DATA FOR THIS EXERCISE —
§ §

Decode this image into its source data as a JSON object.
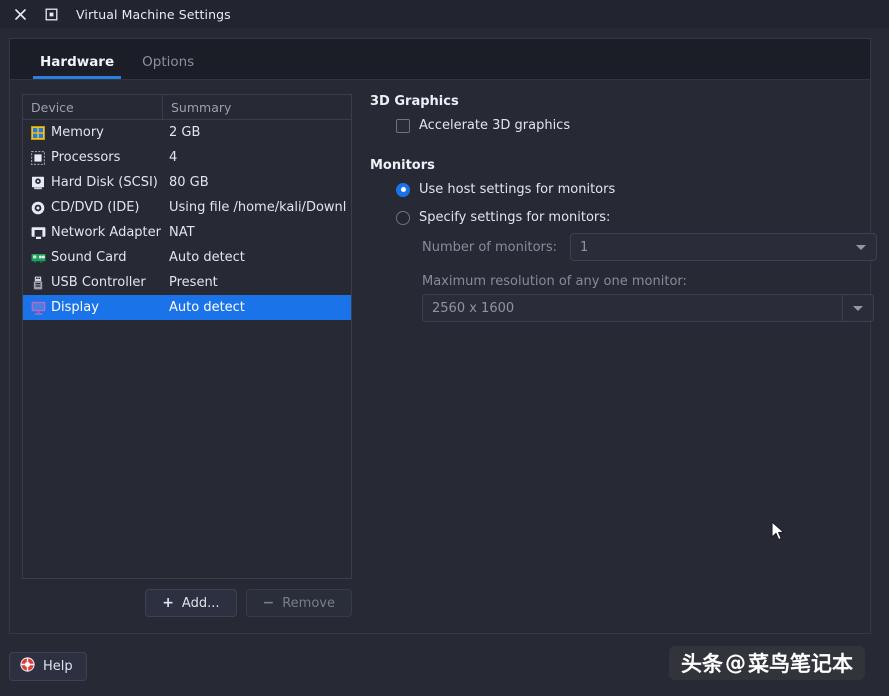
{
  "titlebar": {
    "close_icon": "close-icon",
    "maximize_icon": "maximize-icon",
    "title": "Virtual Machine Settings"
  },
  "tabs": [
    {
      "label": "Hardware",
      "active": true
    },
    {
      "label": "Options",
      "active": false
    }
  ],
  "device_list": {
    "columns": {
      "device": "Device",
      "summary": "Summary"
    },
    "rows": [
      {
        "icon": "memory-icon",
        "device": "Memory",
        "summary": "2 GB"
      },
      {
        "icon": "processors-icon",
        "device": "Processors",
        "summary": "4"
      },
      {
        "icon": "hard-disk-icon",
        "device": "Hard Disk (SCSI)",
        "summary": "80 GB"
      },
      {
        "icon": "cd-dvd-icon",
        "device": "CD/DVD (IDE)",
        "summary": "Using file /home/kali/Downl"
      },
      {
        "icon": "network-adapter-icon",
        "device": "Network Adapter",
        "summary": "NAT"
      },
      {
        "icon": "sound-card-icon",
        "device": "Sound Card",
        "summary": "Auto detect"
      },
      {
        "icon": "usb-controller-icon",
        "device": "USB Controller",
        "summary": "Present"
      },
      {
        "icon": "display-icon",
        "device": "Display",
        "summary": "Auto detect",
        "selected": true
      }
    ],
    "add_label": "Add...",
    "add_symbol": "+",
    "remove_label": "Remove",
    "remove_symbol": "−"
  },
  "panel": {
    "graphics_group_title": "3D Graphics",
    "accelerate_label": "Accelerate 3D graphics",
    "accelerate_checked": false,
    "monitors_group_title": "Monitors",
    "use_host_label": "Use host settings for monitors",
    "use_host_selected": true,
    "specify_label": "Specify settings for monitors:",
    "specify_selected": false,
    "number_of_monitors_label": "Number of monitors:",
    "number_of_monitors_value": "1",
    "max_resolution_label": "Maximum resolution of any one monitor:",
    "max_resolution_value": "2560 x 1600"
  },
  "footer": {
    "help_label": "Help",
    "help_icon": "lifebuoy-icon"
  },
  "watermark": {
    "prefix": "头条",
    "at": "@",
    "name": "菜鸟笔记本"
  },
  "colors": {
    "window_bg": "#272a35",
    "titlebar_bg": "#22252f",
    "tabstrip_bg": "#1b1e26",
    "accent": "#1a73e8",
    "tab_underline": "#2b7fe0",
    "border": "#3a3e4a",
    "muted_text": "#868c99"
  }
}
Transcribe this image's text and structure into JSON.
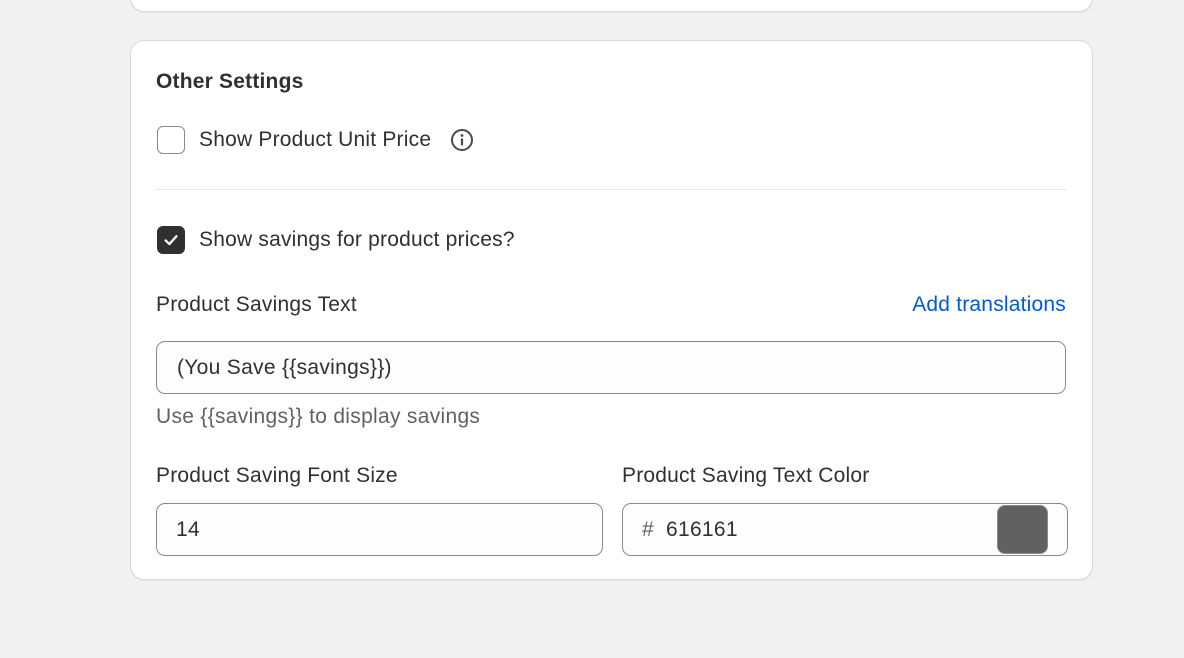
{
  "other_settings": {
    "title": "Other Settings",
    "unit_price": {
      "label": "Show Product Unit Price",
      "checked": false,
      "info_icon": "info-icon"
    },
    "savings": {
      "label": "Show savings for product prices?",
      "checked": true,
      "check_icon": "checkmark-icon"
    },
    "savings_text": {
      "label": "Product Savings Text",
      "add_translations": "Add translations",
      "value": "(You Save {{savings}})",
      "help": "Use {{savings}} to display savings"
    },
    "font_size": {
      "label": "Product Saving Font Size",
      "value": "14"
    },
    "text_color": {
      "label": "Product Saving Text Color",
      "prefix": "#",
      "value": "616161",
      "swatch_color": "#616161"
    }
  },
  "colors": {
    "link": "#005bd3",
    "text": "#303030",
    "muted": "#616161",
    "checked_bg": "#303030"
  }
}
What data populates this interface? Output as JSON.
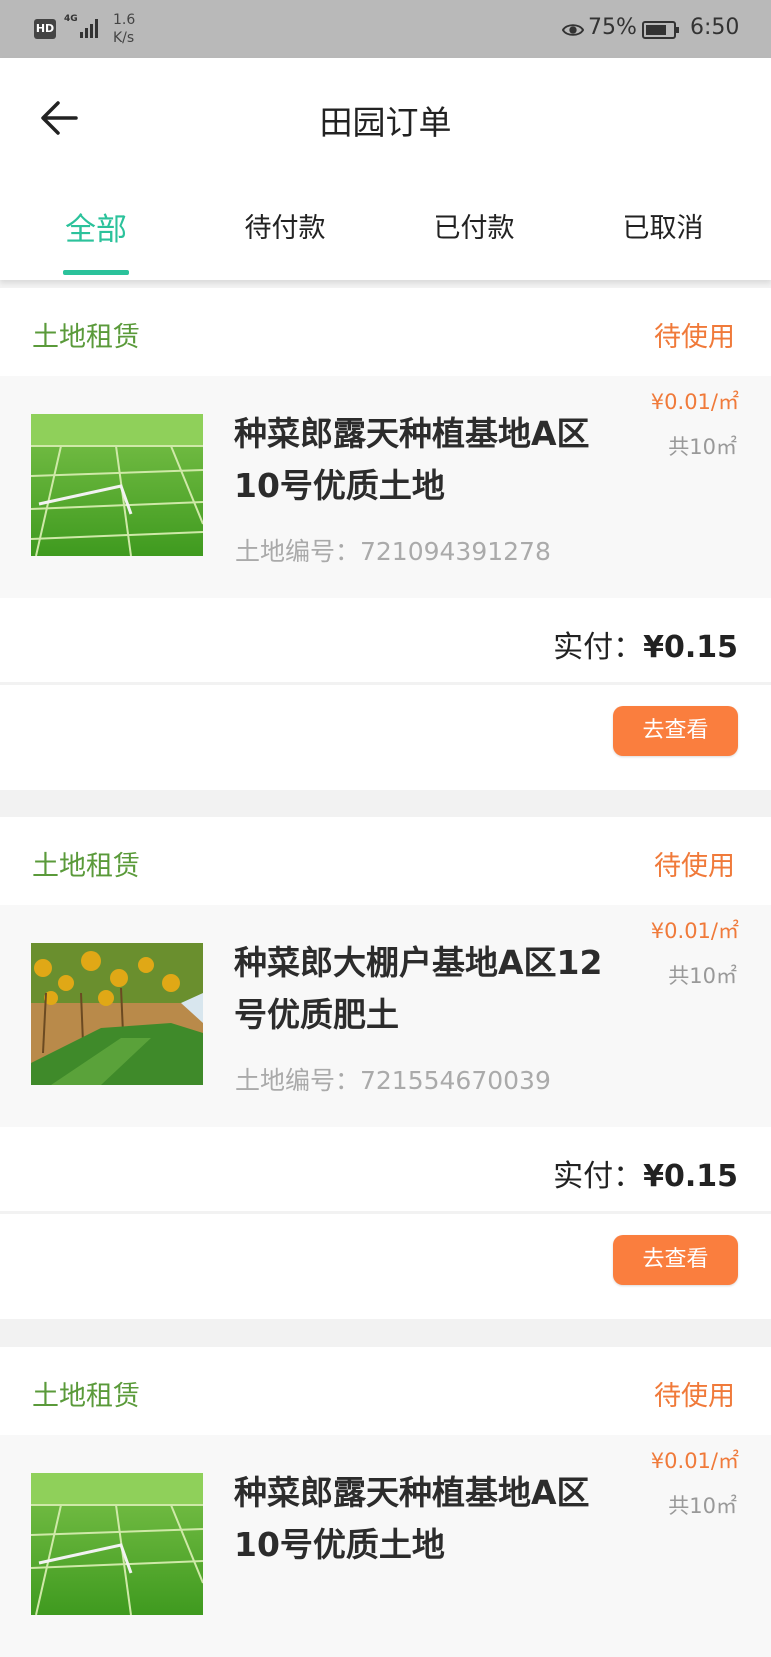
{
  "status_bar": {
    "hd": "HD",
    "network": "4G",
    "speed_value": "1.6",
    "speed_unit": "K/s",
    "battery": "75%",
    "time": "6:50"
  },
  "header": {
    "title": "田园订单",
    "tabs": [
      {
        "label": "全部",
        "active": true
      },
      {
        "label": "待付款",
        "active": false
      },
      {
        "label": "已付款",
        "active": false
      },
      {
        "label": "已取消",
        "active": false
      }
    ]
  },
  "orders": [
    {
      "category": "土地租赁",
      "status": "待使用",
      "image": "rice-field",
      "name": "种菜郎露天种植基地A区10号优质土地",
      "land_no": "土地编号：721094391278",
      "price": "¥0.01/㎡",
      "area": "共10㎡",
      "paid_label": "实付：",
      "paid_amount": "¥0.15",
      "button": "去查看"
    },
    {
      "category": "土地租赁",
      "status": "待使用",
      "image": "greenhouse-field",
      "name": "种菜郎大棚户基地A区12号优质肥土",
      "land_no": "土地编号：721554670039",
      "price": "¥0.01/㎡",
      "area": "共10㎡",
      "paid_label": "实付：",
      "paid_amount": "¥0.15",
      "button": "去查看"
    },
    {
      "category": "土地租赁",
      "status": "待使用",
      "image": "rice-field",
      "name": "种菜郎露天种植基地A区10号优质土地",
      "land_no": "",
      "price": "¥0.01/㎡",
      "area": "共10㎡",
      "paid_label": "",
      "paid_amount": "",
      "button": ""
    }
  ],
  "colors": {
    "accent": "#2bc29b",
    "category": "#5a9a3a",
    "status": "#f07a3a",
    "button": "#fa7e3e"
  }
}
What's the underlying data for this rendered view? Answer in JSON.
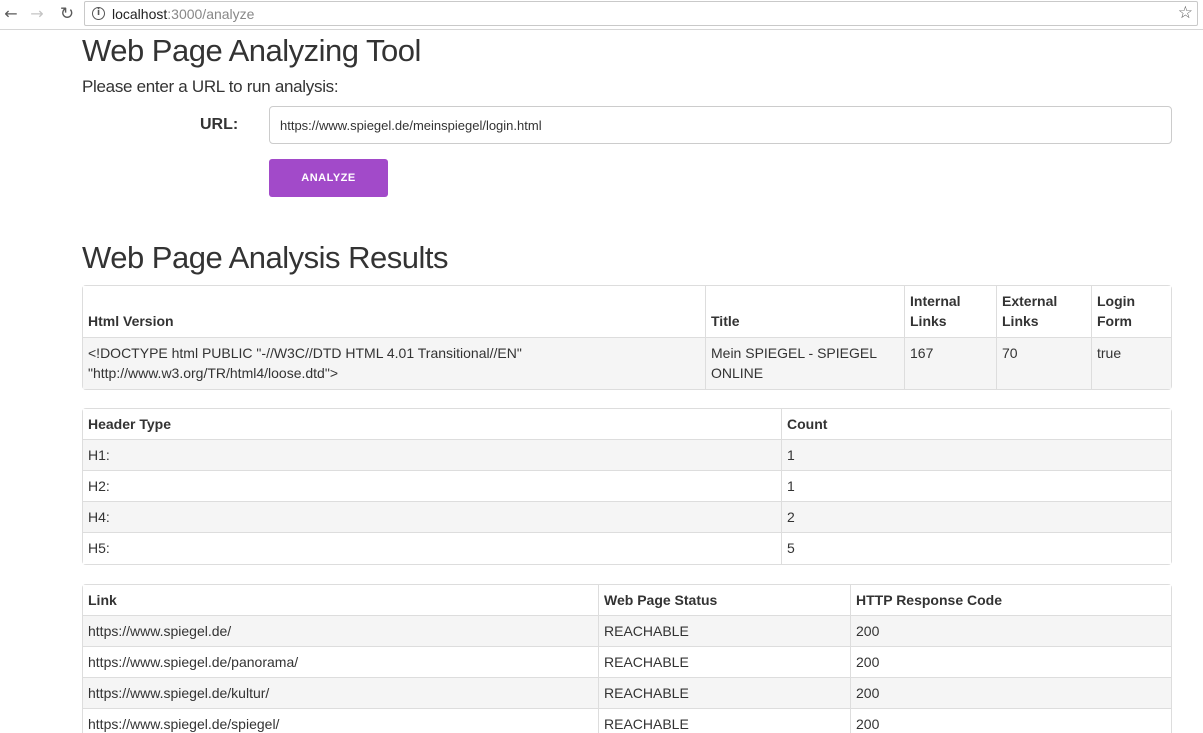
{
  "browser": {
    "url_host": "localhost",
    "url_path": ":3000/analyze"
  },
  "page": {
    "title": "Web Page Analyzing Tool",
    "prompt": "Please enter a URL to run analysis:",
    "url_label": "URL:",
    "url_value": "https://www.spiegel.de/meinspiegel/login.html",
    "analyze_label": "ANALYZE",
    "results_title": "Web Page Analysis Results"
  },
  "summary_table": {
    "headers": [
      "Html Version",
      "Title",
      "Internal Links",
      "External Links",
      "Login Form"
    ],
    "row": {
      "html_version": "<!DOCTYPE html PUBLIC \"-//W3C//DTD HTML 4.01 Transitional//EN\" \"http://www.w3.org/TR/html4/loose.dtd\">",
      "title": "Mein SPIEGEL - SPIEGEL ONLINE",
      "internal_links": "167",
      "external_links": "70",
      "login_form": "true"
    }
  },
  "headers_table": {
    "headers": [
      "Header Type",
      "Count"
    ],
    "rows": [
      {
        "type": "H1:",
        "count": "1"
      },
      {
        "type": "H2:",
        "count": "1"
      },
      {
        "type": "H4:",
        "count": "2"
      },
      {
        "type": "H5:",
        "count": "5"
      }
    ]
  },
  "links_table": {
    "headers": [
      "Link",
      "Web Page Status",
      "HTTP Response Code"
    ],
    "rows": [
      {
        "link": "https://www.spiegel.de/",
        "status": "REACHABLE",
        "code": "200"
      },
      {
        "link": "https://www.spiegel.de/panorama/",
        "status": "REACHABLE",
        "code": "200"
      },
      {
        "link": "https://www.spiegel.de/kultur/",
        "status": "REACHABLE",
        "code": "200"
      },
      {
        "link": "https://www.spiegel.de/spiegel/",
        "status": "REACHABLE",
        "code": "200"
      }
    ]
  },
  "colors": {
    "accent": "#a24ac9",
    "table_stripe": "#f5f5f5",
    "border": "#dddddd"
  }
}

§ §

WRITTEN PROBLEM — Go through the records above, find every line with the word "What", and list those lines.

TASK RESPONSE —
What data populates this interface? Output as JSON.
What's the underlying data for this rendered view? Answer in JSON.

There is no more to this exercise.